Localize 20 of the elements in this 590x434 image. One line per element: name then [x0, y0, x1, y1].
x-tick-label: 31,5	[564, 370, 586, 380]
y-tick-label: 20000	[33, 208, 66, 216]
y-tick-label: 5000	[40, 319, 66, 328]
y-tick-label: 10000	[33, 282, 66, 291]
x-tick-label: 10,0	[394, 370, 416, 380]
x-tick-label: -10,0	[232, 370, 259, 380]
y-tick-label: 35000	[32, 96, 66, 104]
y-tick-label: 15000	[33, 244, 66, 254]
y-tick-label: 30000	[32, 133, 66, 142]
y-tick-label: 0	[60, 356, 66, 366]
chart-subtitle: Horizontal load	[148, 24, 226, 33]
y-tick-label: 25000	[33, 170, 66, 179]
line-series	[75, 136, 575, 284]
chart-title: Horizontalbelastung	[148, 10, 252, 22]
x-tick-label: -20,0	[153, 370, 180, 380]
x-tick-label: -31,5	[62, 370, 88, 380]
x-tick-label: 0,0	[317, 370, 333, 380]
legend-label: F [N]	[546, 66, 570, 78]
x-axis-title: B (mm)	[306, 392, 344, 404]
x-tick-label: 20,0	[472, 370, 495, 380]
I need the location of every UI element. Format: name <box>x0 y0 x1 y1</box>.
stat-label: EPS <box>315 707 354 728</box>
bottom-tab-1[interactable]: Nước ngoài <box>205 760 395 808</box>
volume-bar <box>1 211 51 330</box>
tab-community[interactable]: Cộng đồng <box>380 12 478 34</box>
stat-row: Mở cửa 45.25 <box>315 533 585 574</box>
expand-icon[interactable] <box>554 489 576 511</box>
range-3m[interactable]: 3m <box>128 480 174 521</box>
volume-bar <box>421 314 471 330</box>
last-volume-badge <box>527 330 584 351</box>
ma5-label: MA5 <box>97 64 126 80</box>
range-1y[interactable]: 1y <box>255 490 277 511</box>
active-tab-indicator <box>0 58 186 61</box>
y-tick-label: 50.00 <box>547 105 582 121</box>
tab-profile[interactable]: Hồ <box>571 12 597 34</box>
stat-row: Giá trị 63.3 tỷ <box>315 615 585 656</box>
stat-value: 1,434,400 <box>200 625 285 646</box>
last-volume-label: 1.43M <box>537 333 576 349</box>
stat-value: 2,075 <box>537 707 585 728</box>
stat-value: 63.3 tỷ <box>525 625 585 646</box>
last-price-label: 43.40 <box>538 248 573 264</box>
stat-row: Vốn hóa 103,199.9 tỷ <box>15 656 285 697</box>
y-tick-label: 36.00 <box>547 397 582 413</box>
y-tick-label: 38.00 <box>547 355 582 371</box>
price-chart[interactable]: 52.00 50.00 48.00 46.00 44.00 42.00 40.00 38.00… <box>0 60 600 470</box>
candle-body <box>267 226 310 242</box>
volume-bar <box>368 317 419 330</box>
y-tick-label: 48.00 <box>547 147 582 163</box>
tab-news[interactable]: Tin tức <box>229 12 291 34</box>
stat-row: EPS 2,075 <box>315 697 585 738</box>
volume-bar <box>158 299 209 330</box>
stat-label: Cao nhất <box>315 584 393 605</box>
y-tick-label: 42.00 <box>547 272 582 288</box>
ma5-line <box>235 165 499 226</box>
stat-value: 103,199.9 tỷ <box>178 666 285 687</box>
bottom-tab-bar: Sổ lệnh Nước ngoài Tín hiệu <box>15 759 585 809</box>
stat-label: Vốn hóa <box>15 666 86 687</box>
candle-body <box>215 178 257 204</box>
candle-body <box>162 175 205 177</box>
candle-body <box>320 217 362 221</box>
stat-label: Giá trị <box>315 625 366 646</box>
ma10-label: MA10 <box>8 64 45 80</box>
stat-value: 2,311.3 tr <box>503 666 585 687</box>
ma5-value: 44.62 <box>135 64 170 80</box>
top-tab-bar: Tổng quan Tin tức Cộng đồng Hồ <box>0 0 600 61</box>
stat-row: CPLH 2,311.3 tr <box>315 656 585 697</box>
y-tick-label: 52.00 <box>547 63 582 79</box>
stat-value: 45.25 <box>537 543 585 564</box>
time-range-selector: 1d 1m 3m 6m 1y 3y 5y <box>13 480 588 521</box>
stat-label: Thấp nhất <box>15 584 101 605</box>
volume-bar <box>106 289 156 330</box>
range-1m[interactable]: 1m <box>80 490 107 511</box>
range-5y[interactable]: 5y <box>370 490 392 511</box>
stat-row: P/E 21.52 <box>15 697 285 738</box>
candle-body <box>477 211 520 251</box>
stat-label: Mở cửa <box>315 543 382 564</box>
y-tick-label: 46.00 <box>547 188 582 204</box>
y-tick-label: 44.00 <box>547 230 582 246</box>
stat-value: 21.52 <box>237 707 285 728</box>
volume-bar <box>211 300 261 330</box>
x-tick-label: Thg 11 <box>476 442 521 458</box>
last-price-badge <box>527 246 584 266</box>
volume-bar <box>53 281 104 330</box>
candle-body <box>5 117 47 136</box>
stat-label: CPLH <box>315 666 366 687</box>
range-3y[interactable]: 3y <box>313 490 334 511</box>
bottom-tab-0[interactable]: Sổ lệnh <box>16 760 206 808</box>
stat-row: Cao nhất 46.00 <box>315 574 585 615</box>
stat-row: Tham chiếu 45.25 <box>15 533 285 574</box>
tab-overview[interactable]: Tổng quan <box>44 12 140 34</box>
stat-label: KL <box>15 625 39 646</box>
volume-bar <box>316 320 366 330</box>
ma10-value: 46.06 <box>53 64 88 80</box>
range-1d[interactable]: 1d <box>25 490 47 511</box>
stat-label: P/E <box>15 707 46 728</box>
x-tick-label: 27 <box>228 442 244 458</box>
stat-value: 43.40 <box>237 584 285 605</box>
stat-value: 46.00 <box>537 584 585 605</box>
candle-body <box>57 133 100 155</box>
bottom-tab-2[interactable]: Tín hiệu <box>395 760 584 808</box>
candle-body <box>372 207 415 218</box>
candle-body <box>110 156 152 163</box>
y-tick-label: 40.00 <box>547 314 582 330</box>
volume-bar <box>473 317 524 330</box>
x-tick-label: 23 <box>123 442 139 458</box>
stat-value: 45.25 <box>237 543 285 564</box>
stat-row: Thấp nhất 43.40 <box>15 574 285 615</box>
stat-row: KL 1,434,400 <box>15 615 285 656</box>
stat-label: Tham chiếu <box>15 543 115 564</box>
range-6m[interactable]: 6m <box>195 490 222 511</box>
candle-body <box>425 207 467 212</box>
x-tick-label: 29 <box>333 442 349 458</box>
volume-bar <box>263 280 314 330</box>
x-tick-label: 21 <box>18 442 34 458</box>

===============

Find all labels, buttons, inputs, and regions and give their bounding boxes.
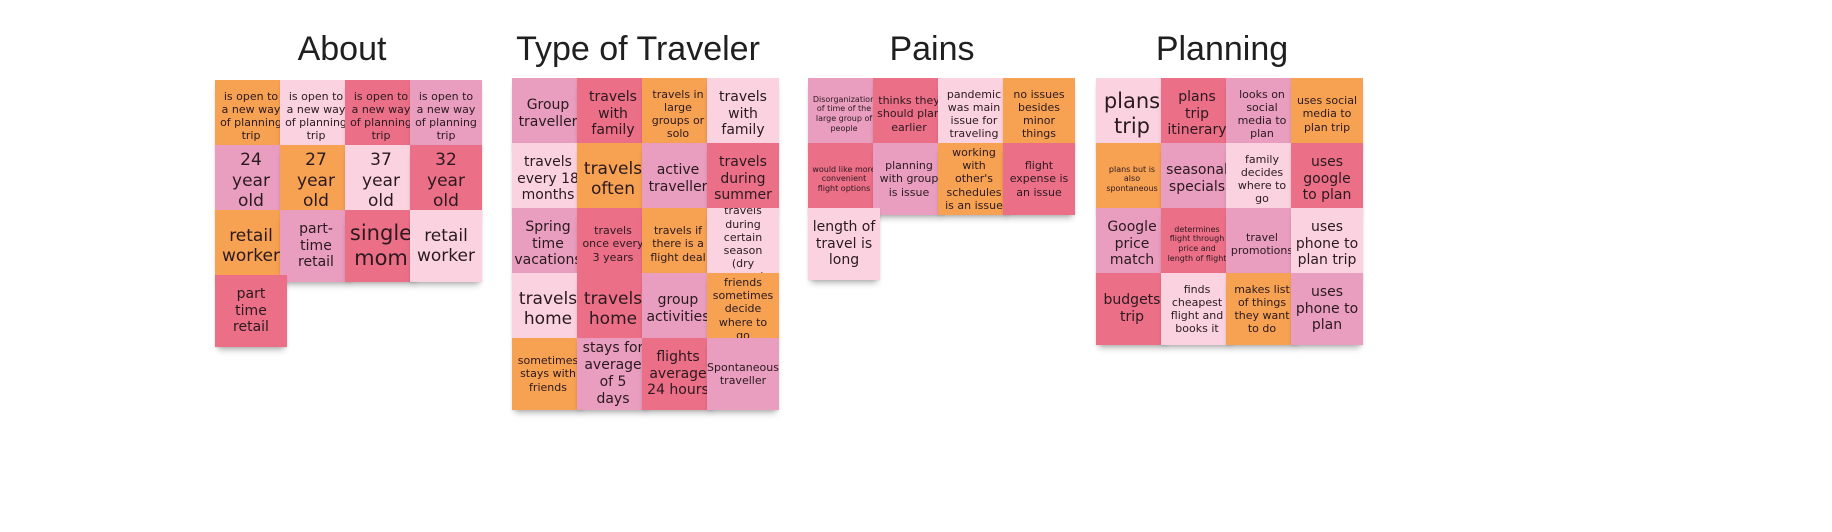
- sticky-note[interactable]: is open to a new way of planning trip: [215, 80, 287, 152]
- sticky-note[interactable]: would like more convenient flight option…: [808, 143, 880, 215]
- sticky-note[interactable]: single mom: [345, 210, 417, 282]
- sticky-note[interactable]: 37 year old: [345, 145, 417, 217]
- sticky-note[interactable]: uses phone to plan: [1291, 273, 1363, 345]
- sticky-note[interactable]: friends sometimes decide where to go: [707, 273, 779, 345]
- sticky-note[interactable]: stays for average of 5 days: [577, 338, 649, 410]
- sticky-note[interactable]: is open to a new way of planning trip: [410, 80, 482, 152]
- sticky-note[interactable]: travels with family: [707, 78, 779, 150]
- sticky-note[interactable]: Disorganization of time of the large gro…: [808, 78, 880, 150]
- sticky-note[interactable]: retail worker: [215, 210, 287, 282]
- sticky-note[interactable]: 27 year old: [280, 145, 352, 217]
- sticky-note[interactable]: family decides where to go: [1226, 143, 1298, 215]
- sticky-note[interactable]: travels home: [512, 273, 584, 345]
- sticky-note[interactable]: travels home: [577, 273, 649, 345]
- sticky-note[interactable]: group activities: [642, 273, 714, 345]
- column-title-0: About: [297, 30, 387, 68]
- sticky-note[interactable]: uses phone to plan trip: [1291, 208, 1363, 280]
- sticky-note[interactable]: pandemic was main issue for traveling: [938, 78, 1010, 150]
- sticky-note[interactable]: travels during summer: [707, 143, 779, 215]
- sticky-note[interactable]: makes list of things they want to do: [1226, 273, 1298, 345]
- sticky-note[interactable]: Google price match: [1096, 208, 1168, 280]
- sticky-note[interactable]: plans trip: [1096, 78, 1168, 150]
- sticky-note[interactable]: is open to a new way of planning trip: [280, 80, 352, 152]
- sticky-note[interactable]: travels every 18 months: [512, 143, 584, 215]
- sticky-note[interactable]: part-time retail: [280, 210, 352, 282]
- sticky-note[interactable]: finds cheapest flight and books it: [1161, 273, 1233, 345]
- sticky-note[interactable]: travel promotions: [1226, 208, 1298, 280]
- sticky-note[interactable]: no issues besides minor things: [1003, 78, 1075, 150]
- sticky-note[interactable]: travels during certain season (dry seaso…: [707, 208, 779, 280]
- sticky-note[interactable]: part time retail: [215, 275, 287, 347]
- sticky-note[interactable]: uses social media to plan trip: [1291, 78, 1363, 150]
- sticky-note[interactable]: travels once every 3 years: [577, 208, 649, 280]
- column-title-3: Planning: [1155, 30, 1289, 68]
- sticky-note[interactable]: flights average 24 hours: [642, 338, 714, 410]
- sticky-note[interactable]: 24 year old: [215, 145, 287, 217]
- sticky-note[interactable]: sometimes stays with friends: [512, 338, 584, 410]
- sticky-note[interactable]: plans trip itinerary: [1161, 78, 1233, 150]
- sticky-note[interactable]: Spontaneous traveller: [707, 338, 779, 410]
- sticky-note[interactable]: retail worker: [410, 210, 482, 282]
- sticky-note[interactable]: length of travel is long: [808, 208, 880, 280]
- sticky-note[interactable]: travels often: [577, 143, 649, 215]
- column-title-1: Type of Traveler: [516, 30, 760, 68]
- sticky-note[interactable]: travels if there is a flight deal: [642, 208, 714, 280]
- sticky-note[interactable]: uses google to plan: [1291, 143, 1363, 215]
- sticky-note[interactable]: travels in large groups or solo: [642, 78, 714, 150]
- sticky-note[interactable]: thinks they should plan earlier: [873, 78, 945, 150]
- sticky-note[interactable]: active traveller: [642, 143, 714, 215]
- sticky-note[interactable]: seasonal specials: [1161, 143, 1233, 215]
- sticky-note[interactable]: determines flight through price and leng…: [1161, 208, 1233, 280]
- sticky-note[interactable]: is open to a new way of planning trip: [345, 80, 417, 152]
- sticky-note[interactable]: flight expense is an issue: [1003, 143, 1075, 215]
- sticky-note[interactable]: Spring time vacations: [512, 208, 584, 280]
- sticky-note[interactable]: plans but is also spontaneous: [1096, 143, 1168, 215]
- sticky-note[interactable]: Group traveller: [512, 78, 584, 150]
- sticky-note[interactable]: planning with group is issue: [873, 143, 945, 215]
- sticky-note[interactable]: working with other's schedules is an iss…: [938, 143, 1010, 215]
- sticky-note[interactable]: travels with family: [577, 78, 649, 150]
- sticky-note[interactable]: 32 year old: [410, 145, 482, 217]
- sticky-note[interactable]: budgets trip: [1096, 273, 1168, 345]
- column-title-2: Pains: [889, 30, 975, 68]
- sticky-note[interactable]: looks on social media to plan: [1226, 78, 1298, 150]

===============

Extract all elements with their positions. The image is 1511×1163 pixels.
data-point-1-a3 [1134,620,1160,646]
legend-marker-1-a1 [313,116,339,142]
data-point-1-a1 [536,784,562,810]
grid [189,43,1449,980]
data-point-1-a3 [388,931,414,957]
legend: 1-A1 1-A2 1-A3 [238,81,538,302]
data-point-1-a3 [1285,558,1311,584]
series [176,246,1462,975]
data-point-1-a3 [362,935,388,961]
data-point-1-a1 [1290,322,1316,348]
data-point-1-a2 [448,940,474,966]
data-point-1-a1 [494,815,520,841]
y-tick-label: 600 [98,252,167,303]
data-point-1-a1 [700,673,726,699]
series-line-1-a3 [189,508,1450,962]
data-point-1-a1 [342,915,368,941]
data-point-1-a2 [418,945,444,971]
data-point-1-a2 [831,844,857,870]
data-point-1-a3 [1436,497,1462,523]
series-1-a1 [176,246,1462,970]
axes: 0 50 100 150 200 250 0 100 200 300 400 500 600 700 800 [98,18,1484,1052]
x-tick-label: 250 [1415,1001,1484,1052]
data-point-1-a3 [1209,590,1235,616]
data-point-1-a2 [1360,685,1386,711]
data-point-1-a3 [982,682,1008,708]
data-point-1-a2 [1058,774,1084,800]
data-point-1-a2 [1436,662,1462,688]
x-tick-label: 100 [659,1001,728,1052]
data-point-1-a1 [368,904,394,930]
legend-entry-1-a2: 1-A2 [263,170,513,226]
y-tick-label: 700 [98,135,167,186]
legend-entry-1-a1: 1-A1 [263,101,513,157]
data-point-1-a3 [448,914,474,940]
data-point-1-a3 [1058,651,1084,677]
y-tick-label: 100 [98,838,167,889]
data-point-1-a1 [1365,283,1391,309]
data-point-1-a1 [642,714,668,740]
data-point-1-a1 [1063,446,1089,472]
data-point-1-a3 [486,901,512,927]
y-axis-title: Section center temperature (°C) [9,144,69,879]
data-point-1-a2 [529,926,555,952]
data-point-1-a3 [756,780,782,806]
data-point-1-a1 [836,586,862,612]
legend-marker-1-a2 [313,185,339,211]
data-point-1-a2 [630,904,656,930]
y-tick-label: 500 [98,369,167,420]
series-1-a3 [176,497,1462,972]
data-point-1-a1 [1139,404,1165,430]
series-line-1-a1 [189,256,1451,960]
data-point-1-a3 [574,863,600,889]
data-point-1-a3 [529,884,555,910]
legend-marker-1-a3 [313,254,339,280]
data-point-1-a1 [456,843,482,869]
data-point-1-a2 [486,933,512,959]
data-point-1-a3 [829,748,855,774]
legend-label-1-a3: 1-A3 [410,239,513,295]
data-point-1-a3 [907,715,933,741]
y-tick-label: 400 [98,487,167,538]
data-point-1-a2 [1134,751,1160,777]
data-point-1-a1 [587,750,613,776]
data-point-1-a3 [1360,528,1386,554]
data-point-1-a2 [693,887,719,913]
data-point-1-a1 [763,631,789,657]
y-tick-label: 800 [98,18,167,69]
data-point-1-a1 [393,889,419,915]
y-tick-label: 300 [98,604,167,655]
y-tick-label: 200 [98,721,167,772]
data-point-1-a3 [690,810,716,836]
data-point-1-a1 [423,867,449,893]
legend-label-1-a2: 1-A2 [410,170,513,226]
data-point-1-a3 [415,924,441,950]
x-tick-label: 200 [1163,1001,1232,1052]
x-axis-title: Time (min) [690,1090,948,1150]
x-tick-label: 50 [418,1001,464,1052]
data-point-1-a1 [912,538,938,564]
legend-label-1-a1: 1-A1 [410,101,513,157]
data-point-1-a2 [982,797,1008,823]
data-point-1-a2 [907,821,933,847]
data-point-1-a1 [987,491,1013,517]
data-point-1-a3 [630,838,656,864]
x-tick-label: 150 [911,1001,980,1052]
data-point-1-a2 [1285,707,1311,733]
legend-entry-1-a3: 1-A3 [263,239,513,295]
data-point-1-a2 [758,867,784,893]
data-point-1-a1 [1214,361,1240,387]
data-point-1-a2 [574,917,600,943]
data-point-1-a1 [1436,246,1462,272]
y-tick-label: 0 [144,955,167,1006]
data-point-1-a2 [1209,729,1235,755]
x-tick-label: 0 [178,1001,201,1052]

===============

**Stated problem**
Copy out word for word every line from the line with "Localize 20 of" to the line with "volume-bar <box>1 211 51 330</box>", including both of those lines.

**Written reply**
Localize 20 of the elements in this 590x434 image. One line per element: name then [x0, y0, x1, y1].
x-tick-label: 31,5	[564, 370, 586, 380]
y-tick-label: 20000	[33, 208, 66, 216]
y-tick-label: 5000	[40, 319, 66, 328]
y-tick-label: 10000	[33, 282, 66, 291]
x-tick-label: 10,0	[394, 370, 416, 380]
x-tick-label: -10,0	[232, 370, 259, 380]
y-tick-label: 35000	[32, 96, 66, 104]
y-tick-label: 15000	[33, 244, 66, 254]
y-tick-label: 30000	[32, 133, 66, 142]
y-tick-label: 0	[60, 356, 66, 366]
chart-subtitle: Horizontal load	[148, 24, 226, 33]
y-tick-label: 25000	[33, 170, 66, 179]
line-series	[75, 136, 575, 284]
chart-title: Horizontalbelastung	[148, 10, 252, 22]
x-tick-label: -20,0	[153, 370, 180, 380]
x-tick-label: -31,5	[62, 370, 88, 380]
x-tick-label: 0,0	[317, 370, 333, 380]
legend-label: F [N]	[546, 66, 570, 78]
x-axis-title: B (mm)	[306, 392, 344, 404]
x-tick-label: 20,0	[472, 370, 495, 380]
I need the location of every UI element. Format: name <box>x0 y0 x1 y1</box>.
stat-label: EPS <box>315 707 354 728</box>
bottom-tab-1[interactable]: Nước ngoài <box>205 760 395 808</box>
volume-bar <box>1 211 51 330</box>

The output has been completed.